- **The problem**:
Retype the lines from the one containing "- card1-text: We" up to and including the one containing "- nav-link-blog[interactable]: BLOG: [752, 124, 798, 142]", keeping each exactly as it appears.

Image region annotations
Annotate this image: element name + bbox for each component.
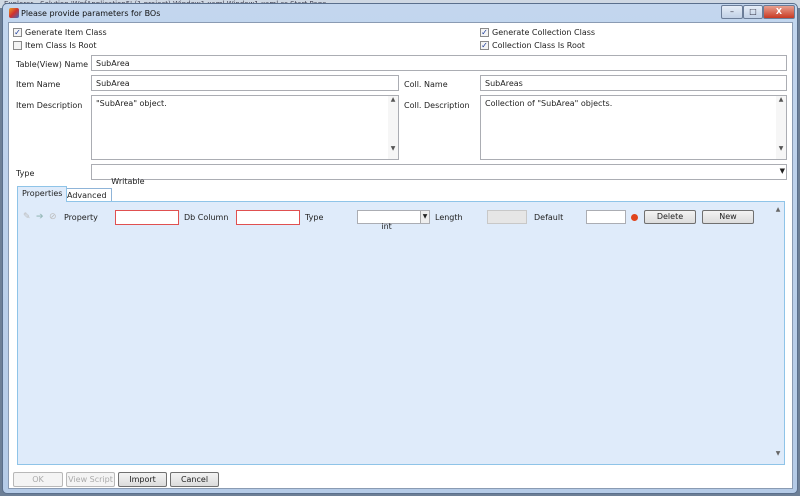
checkbox-checked-icon: ✓ [480, 28, 489, 37]
checkbox-label: Generate Item Class [25, 28, 107, 37]
type-value: Writable [111, 177, 145, 186]
checkbox-label: Generate Collection Class [492, 28, 596, 37]
view-script-button[interactable]: View Script [66, 472, 115, 487]
coll-description-text: Collection of "SubArea" objects. [485, 99, 613, 108]
default-input[interactable] [586, 210, 626, 224]
arrow-icon: ➔ [36, 212, 44, 222]
property-type-select[interactable]: int ▼ [357, 210, 430, 231]
type-select[interactable]: Writable ▼ [91, 164, 787, 186]
new-button[interactable]: New [702, 210, 754, 224]
app-icon [9, 8, 19, 18]
import-button[interactable]: Import [118, 472, 167, 487]
item-name-input[interactable]: SubArea [91, 75, 399, 91]
default-label: Default [534, 213, 564, 222]
property-type-value: int [381, 222, 392, 231]
coll-description-label: Coll. Description [404, 101, 470, 110]
generate-item-class-checkbox[interactable]: ✓ Generate Item Class [13, 28, 107, 37]
item-class-is-root-checkbox[interactable]: Item Class Is Root [13, 41, 97, 50]
cancel-button[interactable]: Cancel [170, 472, 219, 487]
item-name-label: Item Name [16, 80, 61, 89]
coll-name-label: Coll. Name [404, 80, 448, 89]
ok-button[interactable]: OK [13, 472, 63, 487]
key-icon: ✎ [23, 212, 31, 222]
dialog-content: ✓ Generate Item Class Item Class Is Root… [8, 22, 793, 489]
link-icon: ⊘ [49, 212, 57, 222]
delete-button[interactable]: Delete [644, 210, 696, 224]
error-icon [631, 214, 638, 221]
db-column-input[interactable] [236, 210, 300, 225]
property-label: Property [64, 213, 98, 222]
table-view-name-label: Table(View) Name [16, 60, 89, 69]
scrollbar[interactable]: ▲ ▼ [388, 96, 398, 159]
item-description-text: "SubArea" object. [96, 99, 167, 108]
checkbox-checked-icon: ✓ [480, 41, 489, 50]
db-column-label: Db Column [184, 213, 229, 222]
dialog-window: Please provide parameters for BOs – □ X … [2, 3, 798, 494]
close-button[interactable]: X [763, 5, 795, 19]
length-label: Length [435, 213, 463, 222]
coll-name-input[interactable]: SubAreas [480, 75, 787, 91]
checkbox-unchecked-icon [13, 41, 22, 50]
chevron-down-icon: ▼ [779, 167, 785, 175]
minimize-button[interactable]: – [721, 5, 743, 19]
checkbox-label: Item Class Is Root [25, 41, 97, 50]
tab-properties[interactable]: Properties [17, 186, 68, 202]
scroll-down-icon[interactable]: ▼ [773, 450, 783, 457]
checkbox-label: Collection Class Is Root [492, 41, 585, 50]
property-type-label: Type [305, 213, 324, 222]
type-label: Type [16, 169, 35, 178]
tab-advanced[interactable]: Advanced [62, 188, 112, 202]
generate-collection-class-checkbox[interactable]: ✓ Generate Collection Class [480, 28, 595, 37]
maximize-button[interactable]: □ [743, 5, 763, 19]
coll-description-textarea[interactable]: Collection of "SubArea" objects. ▲ ▼ [480, 95, 787, 160]
table-view-name-input[interactable]: SubArea [91, 55, 787, 71]
chevron-down-icon: ▼ [420, 211, 429, 223]
checkbox-checked-icon: ✓ [13, 28, 22, 37]
collection-class-is-root-checkbox[interactable]: ✓ Collection Class Is Root [480, 41, 585, 50]
property-input[interactable] [115, 210, 179, 225]
properties-panel: ✎ ➔ ⊘ Property Db Column Type int ▼ Leng… [17, 201, 785, 465]
window-title: Please provide parameters for BOs [21, 9, 161, 18]
item-description-textarea[interactable]: "SubArea" object. ▲ ▼ [91, 95, 399, 160]
length-input[interactable] [487, 210, 527, 224]
panel-scrollbar[interactable]: ▲ [773, 206, 783, 462]
item-description-label: Item Description [16, 101, 83, 110]
scrollbar[interactable]: ▲ ▼ [776, 96, 786, 159]
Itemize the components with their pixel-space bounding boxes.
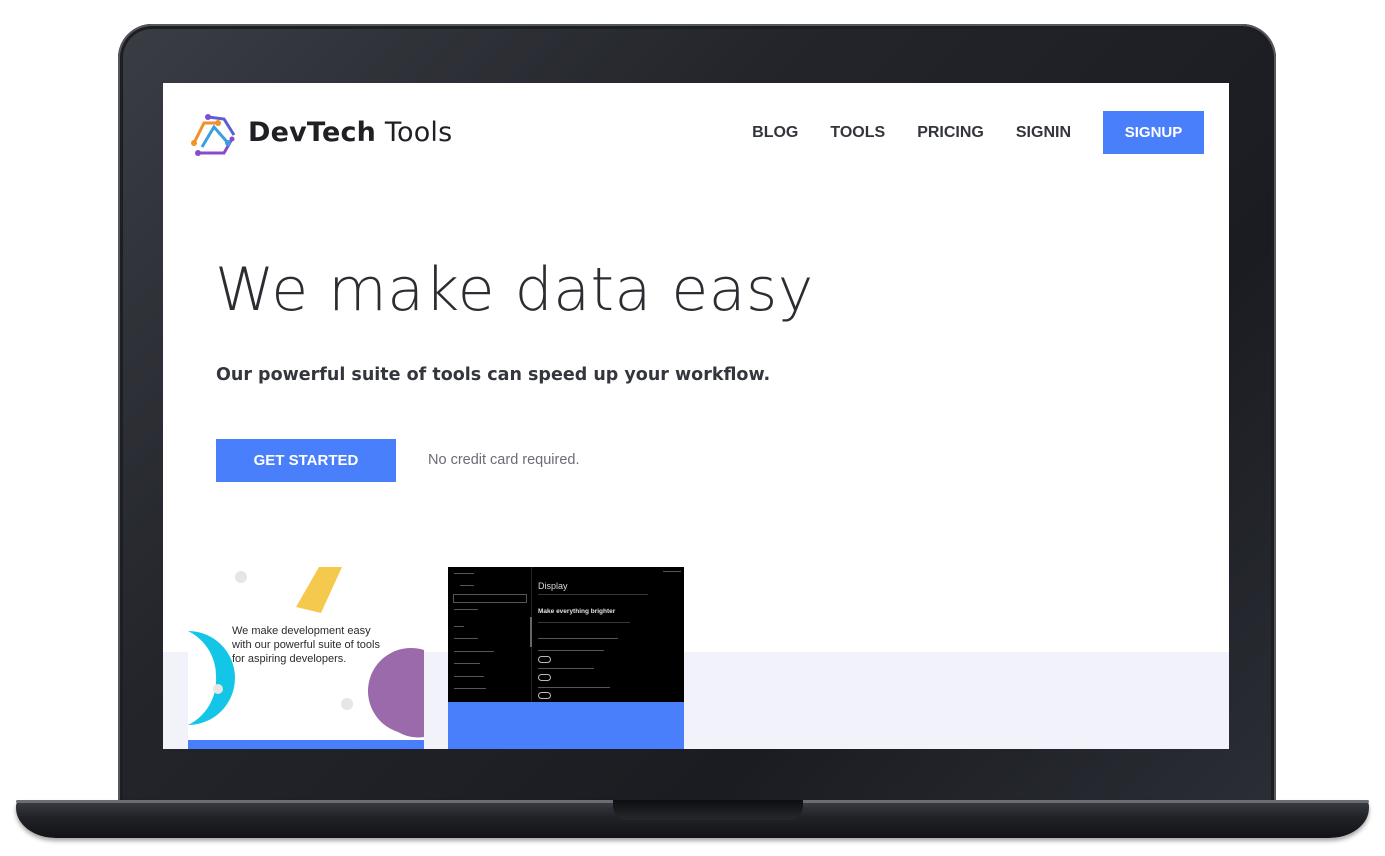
- card1-text: We make development easy with our powerf…: [232, 625, 380, 665]
- settings-sidebar: [448, 567, 532, 702]
- nav-link-tools[interactable]: TOOLS: [830, 124, 885, 142]
- laptop-hinge-notch: [613, 800, 803, 820]
- nav-link-blog[interactable]: BLOG: [752, 124, 798, 142]
- feature-card-illustration: We make development easy with our powerf…: [188, 567, 424, 749]
- nav-link-signin[interactable]: SIGNIN: [1016, 124, 1071, 142]
- settings-heading: Make everything brighter: [538, 608, 616, 615]
- brand-logo[interactable]: DevTech Tools: [188, 107, 452, 157]
- settings-toggle[interactable]: [538, 656, 551, 663]
- devtech-logo-icon: [191, 114, 236, 156]
- card2-accent-bar: [448, 702, 684, 749]
- signup-button[interactable]: SIGNUP: [1103, 111, 1204, 154]
- laptop-base: [16, 800, 1369, 838]
- card1-accent-bar: [188, 740, 424, 749]
- hero-title: We make data easy: [215, 255, 814, 325]
- feature-card-screenshot: Display Make everything brighter: [448, 567, 684, 749]
- get-started-button[interactable]: GET STARTED: [216, 439, 396, 482]
- nav-link-pricing[interactable]: PRICING: [917, 124, 984, 142]
- top-nav: BLOG TOOLS PRICING SIGNIN SIGNUP: [752, 111, 1204, 154]
- settings-toggle[interactable]: [538, 674, 551, 681]
- no-credit-card-note: No credit card required.: [428, 452, 580, 468]
- settings-toggle[interactable]: [538, 692, 551, 699]
- hero-subtitle: Our powerful suite of tools can speed up…: [216, 365, 771, 385]
- browser-screen: DevTech Tools BLOG TOOLS PRICING SIGNIN …: [163, 83, 1229, 749]
- settings-window-title: Display: [538, 581, 568, 591]
- brand-name: DevTech Tools: [248, 116, 453, 148]
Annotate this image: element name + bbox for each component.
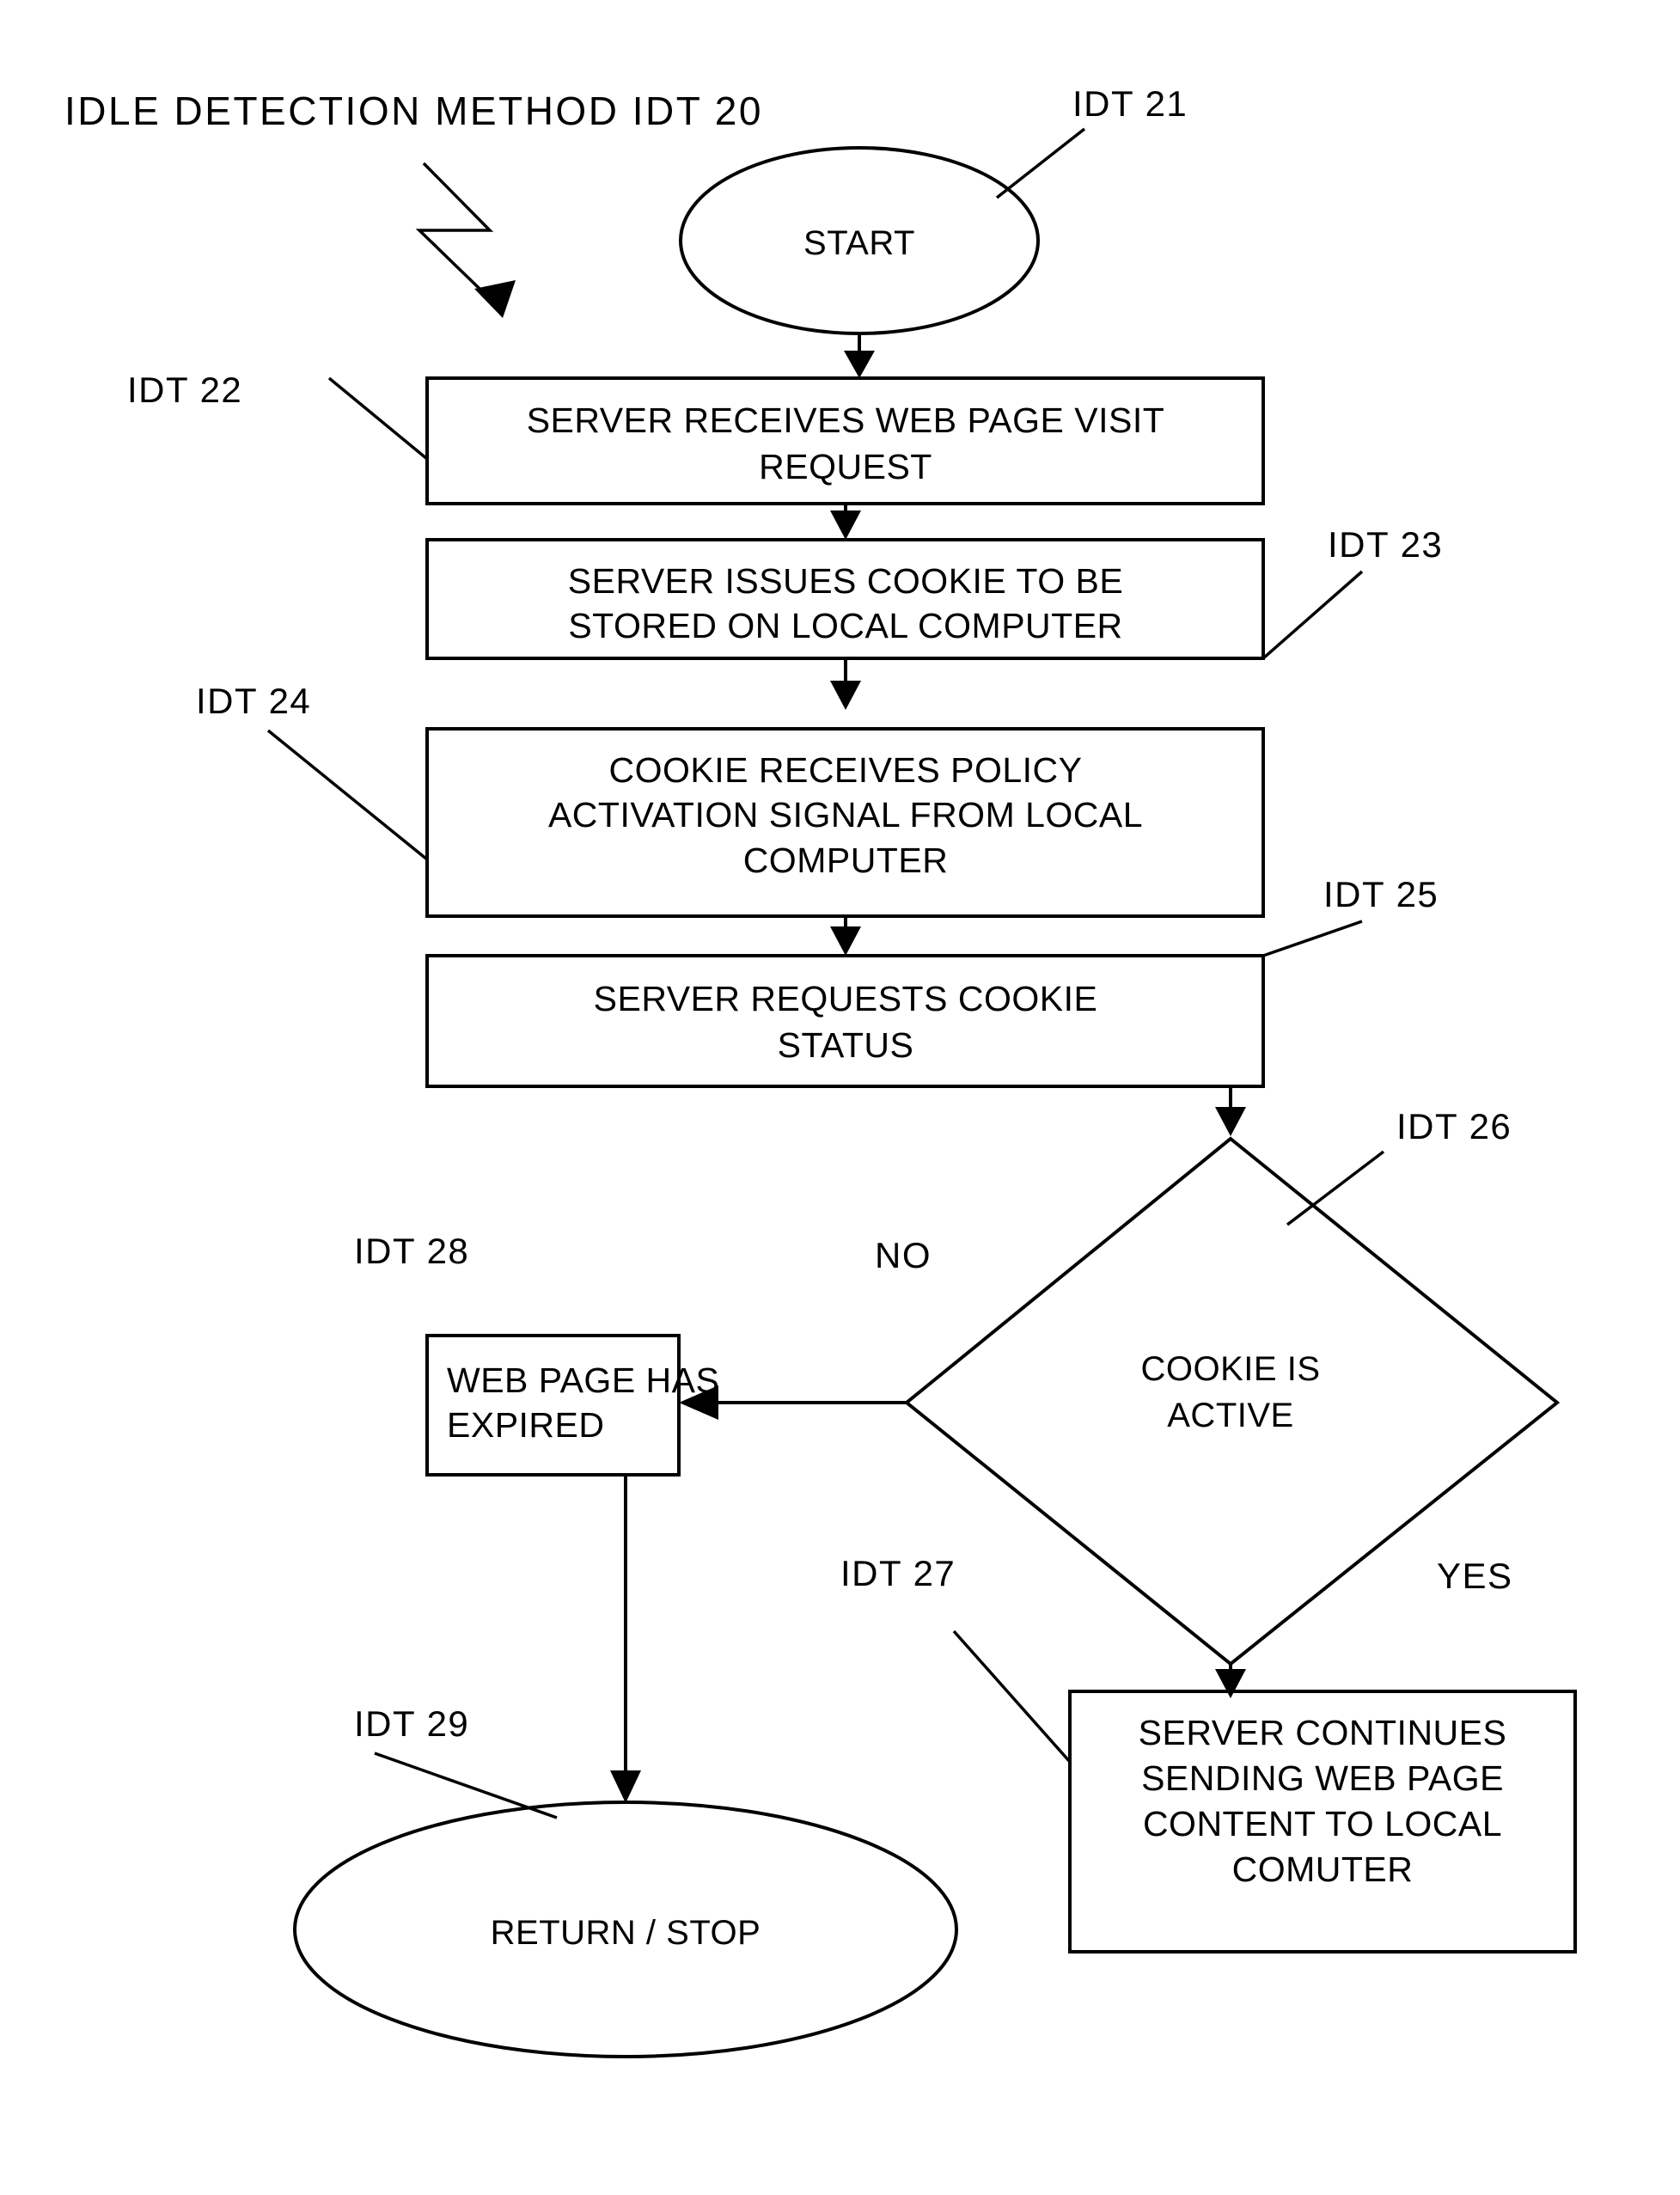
step23-line2: STORED ON LOCAL COMPUTER [568,606,1122,645]
leader-idt-29 [374,1752,558,1819]
decision26-line2: ACTIVE [1167,1397,1293,1434]
ref-label-idt-27: IDT 27 [840,1553,956,1593]
branch-label-no: NO [875,1235,932,1275]
leader-idt-21 [995,127,1086,199]
step27-line3: CONTENT TO LOCAL [1143,1804,1502,1843]
step22-line1: SERVER RECEIVES WEB PAGE VISIT [527,400,1165,440]
step27-line2: SENDING WEB PAGE [1141,1758,1504,1798]
figure-title: IDLE DETECTION METHOD IDT 20 [64,89,763,133]
leader-idt-23 [1262,570,1364,660]
step27-line4: COMUTER [1232,1850,1414,1889]
ref-label-idt-28: IDT 28 [354,1231,469,1271]
ref-label-idt-29: IDT 29 [354,1703,469,1744]
decision26-line1: COOKIE IS [1141,1350,1321,1388]
connector-step23-to-step24 [830,658,861,710]
step28-line2: EXPIRED [447,1405,605,1445]
figure-canvas: IDLE DETECTION METHOD IDT 20 START IDT 2… [0,0,1680,2195]
leader-idt-26 [1286,1150,1385,1226]
connector-step24-to-step25 [830,916,861,956]
leader-idt-22 [327,376,429,461]
step24-line1: COOKIE RECEIVES POLICY [609,750,1083,790]
ref-label-idt-21: IDT 21 [1072,83,1188,124]
connector-step28-to-stop29 [610,1475,641,1803]
branch-label-yes: YES [1437,1556,1513,1596]
ref-label-idt-26: IDT 26 [1396,1106,1512,1146]
leader-idt-27 [952,1629,1072,1764]
ref-label-idt-25: IDT 25 [1323,874,1439,914]
step28-line1: WEB PAGE HAS [447,1360,719,1400]
step25-line2: STATUS [778,1025,914,1065]
title-leader-line [415,162,516,318]
step24-line2: ACTIVATION SIGNAL FROM LOCAL [548,795,1143,835]
connector-start-to-step22 [844,333,875,378]
step22-line2: REQUEST [759,447,932,486]
step23-line1: SERVER ISSUES COOKIE TO BE [568,561,1123,601]
process-box-step25 [425,954,1265,1088]
start-node-label: START [803,224,915,262]
flowchart-diagram: IDLE DETECTION METHOD IDT 20 START IDT 2… [64,83,1577,2058]
stop-node-label: RETURN / STOP [491,1914,761,1952]
title-leader-arrowhead [474,280,516,318]
step25-line1: SERVER REQUESTS COOKIE [594,979,1098,1018]
step27-line1: SERVER CONTINUES [1139,1713,1507,1752]
ref-label-idt-23: IDT 23 [1328,524,1443,565]
leader-idt-24 [266,729,429,861]
step24-line3: COMPUTER [743,841,949,880]
connector-step22-to-step23 [830,504,861,540]
ref-label-idt-24: IDT 24 [196,681,311,721]
connector-step25-to-decision26 [1215,1086,1246,1136]
leader-idt-25 [1262,920,1363,957]
ref-label-idt-22: IDT 22 [127,370,242,410]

- **Task answer**:
- card1-text: We make development easy with our powerf…: [232, 625, 380, 665]
- settings-sidebar: [448, 567, 532, 702]
- nav-link-tools[interactable]: TOOLS: [830, 124, 885, 142]
- laptop-hinge-notch: [613, 800, 803, 820]
- nav-link-blog[interactable]: BLOG: [752, 124, 798, 142]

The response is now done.